Extracted material →
>> START
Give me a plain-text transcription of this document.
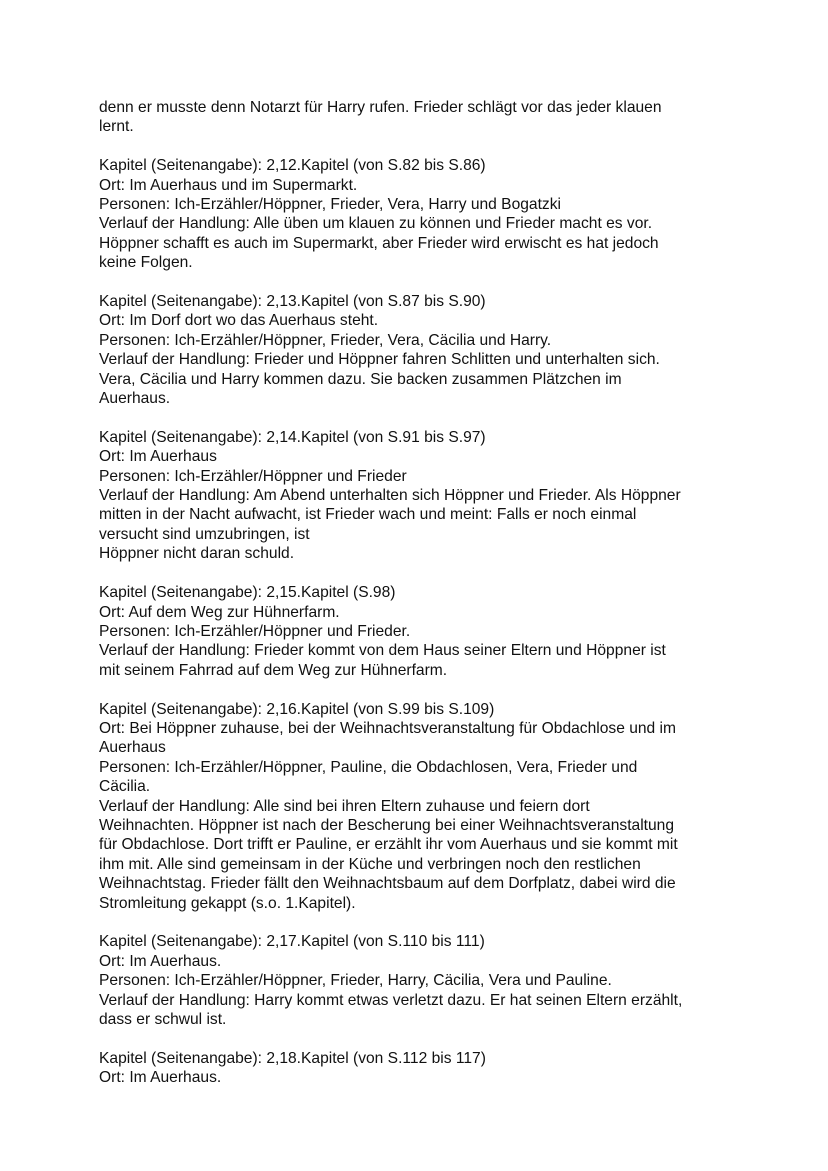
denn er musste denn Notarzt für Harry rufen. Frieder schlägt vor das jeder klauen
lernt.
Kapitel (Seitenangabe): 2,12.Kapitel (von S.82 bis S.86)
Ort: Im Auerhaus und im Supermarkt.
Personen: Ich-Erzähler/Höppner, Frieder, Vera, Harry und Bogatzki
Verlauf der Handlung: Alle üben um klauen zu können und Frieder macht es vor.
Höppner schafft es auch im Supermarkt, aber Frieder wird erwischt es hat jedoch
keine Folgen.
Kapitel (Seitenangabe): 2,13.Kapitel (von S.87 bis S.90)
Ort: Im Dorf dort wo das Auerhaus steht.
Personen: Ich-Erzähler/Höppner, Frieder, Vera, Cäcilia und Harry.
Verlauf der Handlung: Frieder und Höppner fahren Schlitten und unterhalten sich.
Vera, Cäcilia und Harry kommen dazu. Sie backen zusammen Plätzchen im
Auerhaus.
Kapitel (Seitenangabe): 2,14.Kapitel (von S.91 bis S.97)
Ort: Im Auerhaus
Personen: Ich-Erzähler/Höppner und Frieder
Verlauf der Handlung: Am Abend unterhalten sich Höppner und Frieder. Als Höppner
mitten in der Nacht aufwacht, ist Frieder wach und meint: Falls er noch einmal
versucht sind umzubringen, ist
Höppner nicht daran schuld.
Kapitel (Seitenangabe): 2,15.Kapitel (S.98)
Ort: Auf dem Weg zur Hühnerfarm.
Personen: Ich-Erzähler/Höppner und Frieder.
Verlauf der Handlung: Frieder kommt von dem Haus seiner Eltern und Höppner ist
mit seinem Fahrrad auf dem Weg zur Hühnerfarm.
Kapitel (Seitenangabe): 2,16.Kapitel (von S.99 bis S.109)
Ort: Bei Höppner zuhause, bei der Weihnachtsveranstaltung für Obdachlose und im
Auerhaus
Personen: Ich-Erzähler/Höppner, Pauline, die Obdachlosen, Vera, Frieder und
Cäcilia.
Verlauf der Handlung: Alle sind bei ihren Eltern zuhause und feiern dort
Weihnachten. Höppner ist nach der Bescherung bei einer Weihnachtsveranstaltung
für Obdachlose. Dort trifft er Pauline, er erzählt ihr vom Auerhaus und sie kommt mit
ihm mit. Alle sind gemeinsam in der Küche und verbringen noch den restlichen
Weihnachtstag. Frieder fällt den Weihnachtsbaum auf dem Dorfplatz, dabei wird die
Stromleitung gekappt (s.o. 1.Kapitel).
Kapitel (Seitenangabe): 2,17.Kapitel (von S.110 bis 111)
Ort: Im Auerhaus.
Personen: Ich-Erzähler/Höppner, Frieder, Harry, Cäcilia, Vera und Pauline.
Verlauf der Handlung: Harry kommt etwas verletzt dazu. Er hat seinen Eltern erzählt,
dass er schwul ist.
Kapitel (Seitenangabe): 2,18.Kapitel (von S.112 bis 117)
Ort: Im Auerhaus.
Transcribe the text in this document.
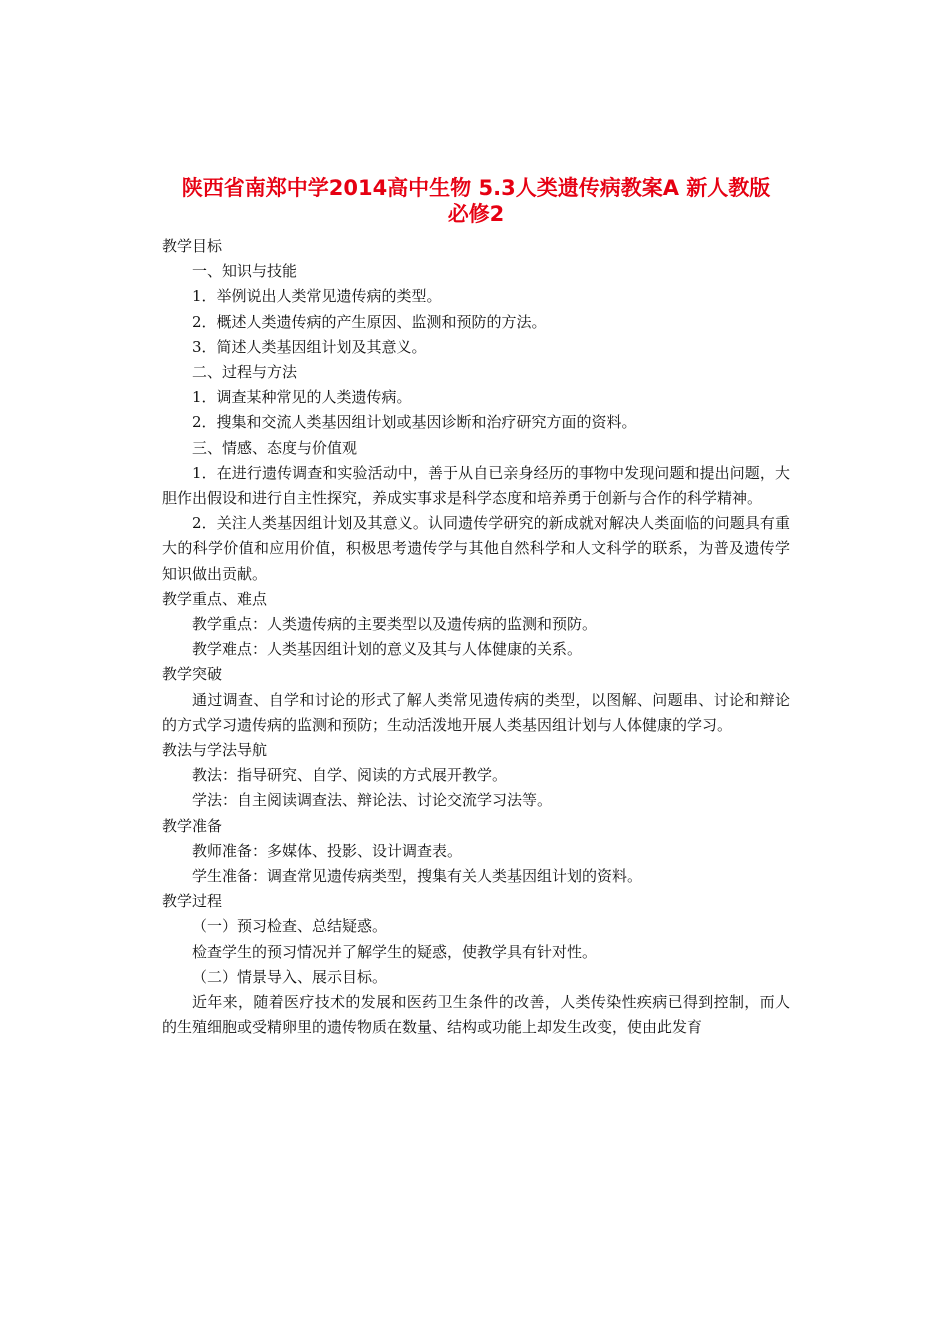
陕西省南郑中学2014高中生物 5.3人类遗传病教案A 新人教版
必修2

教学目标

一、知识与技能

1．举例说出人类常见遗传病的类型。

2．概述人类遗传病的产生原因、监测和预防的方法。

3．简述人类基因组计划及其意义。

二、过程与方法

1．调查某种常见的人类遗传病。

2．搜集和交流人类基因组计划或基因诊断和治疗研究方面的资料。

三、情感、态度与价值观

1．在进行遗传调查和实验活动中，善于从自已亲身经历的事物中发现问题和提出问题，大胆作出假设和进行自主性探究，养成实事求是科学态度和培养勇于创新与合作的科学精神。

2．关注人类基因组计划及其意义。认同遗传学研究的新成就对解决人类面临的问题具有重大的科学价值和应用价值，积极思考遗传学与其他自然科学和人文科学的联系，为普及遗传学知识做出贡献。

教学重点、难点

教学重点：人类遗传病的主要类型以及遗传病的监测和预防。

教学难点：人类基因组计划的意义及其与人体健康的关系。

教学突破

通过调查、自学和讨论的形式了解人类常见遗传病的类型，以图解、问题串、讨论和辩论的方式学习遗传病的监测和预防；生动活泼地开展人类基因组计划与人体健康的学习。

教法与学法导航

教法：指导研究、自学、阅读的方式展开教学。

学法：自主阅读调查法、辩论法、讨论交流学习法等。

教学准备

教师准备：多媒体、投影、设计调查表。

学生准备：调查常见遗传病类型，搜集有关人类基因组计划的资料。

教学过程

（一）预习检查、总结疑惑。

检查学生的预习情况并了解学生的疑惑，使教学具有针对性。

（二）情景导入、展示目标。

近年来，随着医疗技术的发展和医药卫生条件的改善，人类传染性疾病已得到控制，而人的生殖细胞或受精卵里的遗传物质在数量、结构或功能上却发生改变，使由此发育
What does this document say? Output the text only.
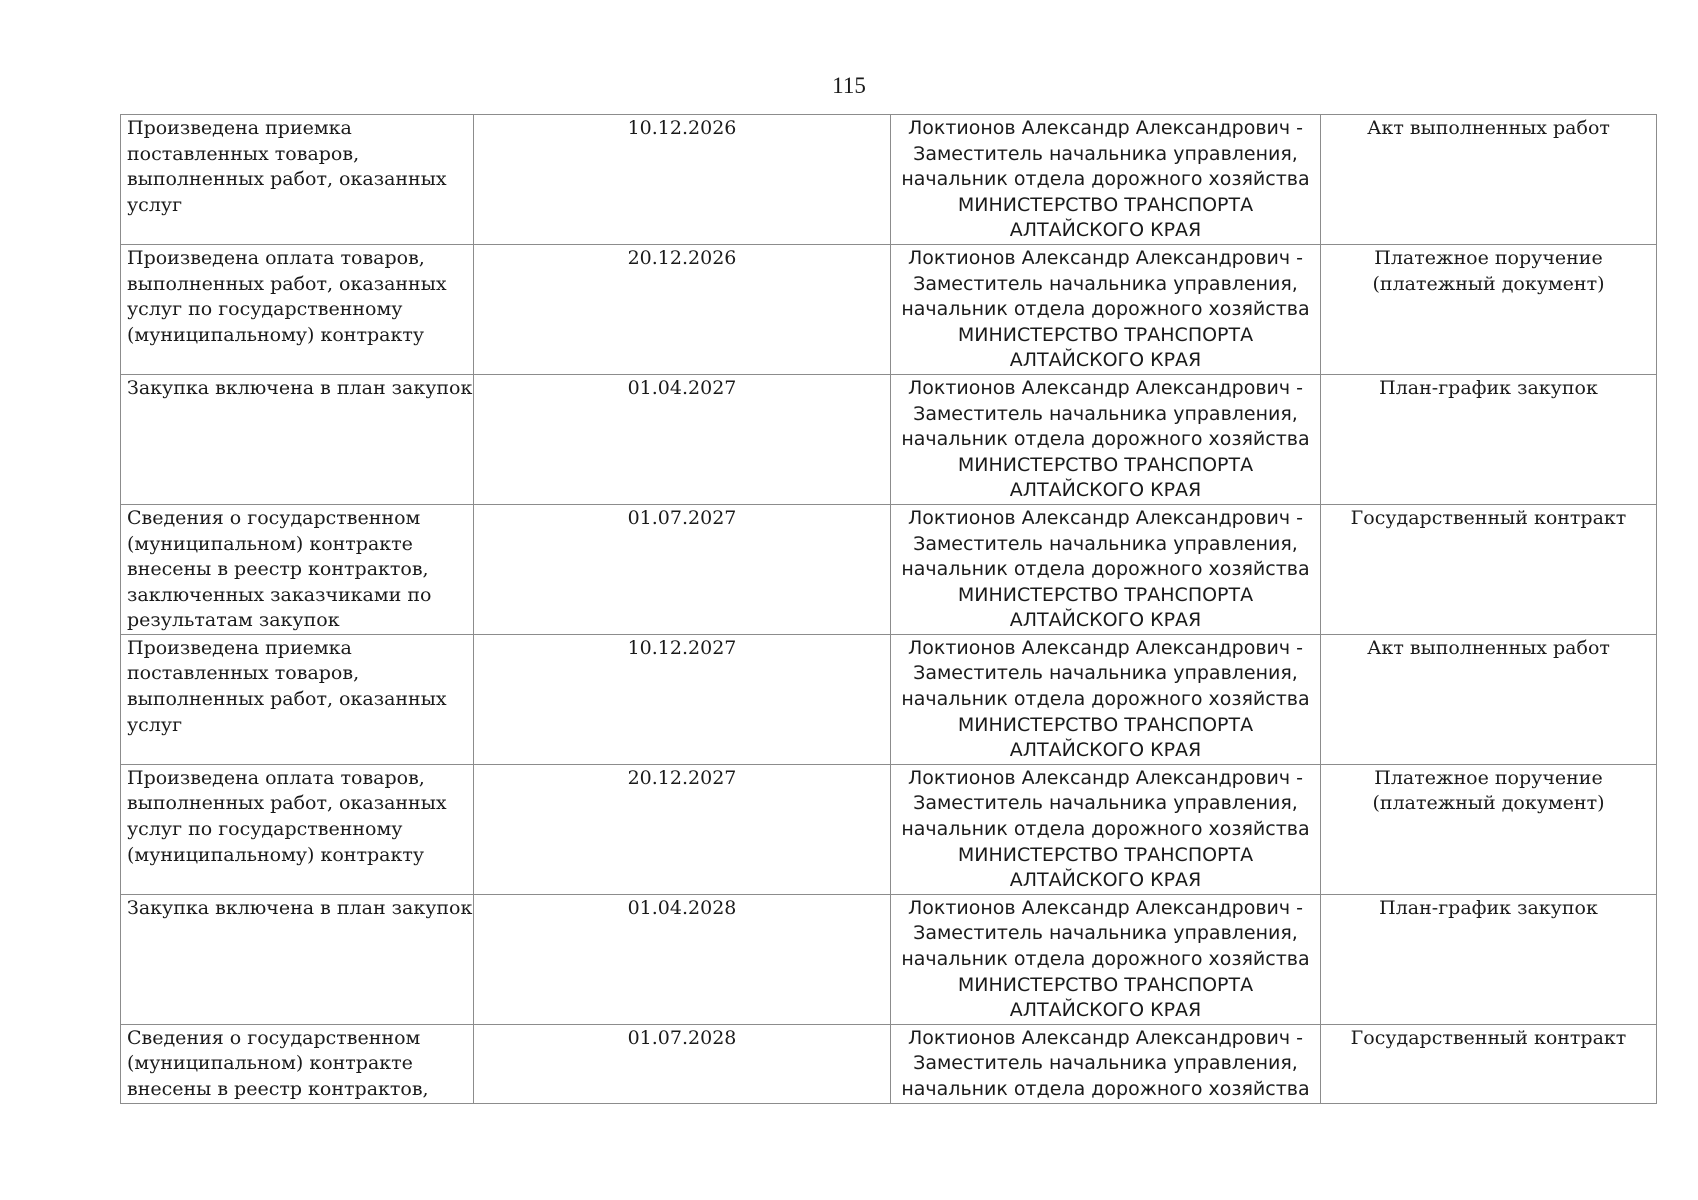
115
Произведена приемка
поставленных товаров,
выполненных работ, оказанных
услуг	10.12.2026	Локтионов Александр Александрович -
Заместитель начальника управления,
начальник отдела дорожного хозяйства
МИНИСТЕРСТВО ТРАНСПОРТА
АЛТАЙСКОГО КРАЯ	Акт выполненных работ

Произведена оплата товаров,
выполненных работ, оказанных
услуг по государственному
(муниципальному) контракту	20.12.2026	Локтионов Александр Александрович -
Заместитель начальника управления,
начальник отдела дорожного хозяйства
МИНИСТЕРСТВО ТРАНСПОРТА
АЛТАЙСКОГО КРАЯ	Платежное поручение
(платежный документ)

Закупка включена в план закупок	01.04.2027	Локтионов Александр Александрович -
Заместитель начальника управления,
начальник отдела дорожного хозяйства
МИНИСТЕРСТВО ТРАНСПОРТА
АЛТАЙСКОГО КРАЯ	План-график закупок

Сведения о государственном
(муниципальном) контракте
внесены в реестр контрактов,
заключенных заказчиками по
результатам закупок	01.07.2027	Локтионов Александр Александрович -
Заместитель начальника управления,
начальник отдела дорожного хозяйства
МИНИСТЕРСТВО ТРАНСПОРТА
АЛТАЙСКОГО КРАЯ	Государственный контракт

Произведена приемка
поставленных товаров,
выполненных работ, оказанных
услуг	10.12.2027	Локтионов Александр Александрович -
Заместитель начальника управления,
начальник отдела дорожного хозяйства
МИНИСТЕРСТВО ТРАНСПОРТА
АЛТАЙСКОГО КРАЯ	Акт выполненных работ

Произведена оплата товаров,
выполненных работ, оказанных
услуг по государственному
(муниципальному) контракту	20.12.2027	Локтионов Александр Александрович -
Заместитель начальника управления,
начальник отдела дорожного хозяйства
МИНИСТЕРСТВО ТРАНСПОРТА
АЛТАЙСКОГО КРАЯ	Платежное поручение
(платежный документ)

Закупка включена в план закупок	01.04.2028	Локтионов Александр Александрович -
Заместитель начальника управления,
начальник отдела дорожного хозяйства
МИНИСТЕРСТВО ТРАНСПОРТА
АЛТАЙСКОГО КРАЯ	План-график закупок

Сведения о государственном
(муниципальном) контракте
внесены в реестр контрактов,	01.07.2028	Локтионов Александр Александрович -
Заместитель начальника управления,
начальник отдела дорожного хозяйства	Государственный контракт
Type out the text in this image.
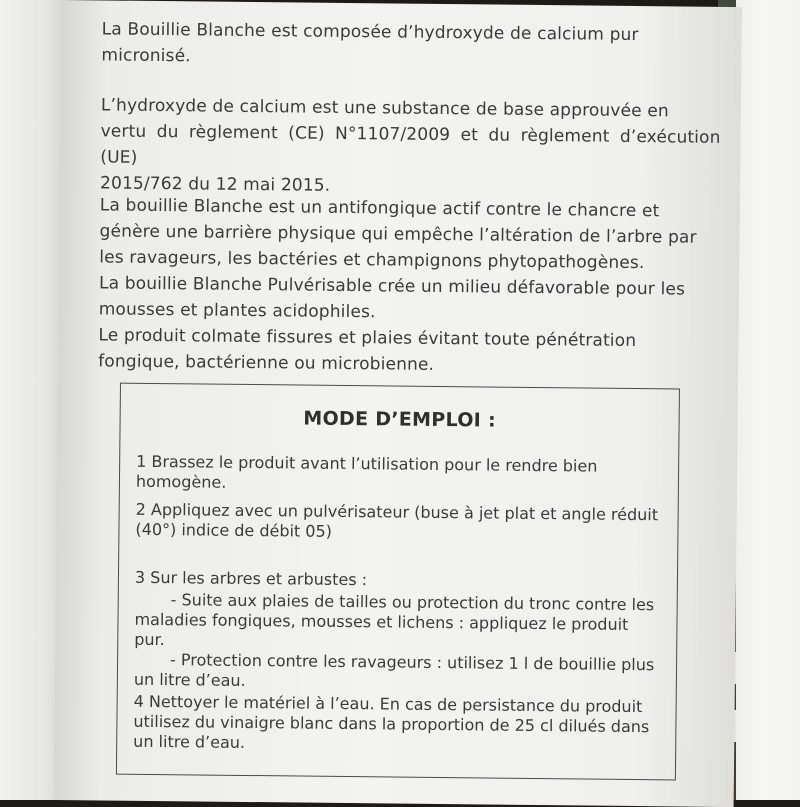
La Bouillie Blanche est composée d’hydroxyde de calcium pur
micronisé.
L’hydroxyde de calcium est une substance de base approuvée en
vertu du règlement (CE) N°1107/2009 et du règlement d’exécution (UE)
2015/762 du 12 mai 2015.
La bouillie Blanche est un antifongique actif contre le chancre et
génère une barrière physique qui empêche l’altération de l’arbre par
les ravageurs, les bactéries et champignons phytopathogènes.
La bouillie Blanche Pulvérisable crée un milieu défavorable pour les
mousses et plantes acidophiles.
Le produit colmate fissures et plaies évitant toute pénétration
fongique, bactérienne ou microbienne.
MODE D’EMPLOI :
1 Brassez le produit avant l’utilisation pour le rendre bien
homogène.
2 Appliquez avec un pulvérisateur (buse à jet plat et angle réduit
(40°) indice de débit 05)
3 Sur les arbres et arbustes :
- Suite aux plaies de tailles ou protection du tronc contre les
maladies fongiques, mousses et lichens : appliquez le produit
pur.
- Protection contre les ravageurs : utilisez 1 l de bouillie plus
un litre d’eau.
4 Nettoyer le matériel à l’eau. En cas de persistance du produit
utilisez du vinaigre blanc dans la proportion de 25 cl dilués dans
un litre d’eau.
>> END
Aim of the task → Retype exactly the lines from the one containing "Type out the text in this image." through the last line of the records above, both included, and leave out any pictures.

Answer for this exercise →
Type out the text in this image.
La Bouillie Blanche est composée d’hydroxyde de calcium pur
micronisé.
L’hydroxyde de calcium est une substance de base approuvée en
vertu du règlement (CE) N°1107/2009 et du règlement d’exécution (UE)
2015/762 du 12 mai 2015.
La bouillie Blanche est un antifongique actif contre le chancre et
génère une barrière physique qui empêche l’altération de l’arbre par
les ravageurs, les bactéries et champignons phytopathogènes.
La bouillie Blanche Pulvérisable crée un milieu défavorable pour les
mousses et plantes acidophiles.
Le produit colmate fissures et plaies évitant toute pénétration
fongique, bactérienne ou microbienne.
MODE D’EMPLOI :
1 Brassez le produit avant l’utilisation pour le rendre bien
homogène.
2 Appliquez avec un pulvérisateur (buse à jet plat et angle réduit
(40°) indice de débit 05)
3 Sur les arbres et arbustes :
- Suite aux plaies de tailles ou protection du tronc contre les
maladies fongiques, mousses et lichens : appliquez le produit
pur.
- Protection contre les ravageurs : utilisez 1 l de bouillie plus
un litre d’eau.
4 Nettoyer le matériel à l’eau. En cas de persistance du produit
utilisez du vinaigre blanc dans la proportion de 25 cl dilués dans
un litre d’eau.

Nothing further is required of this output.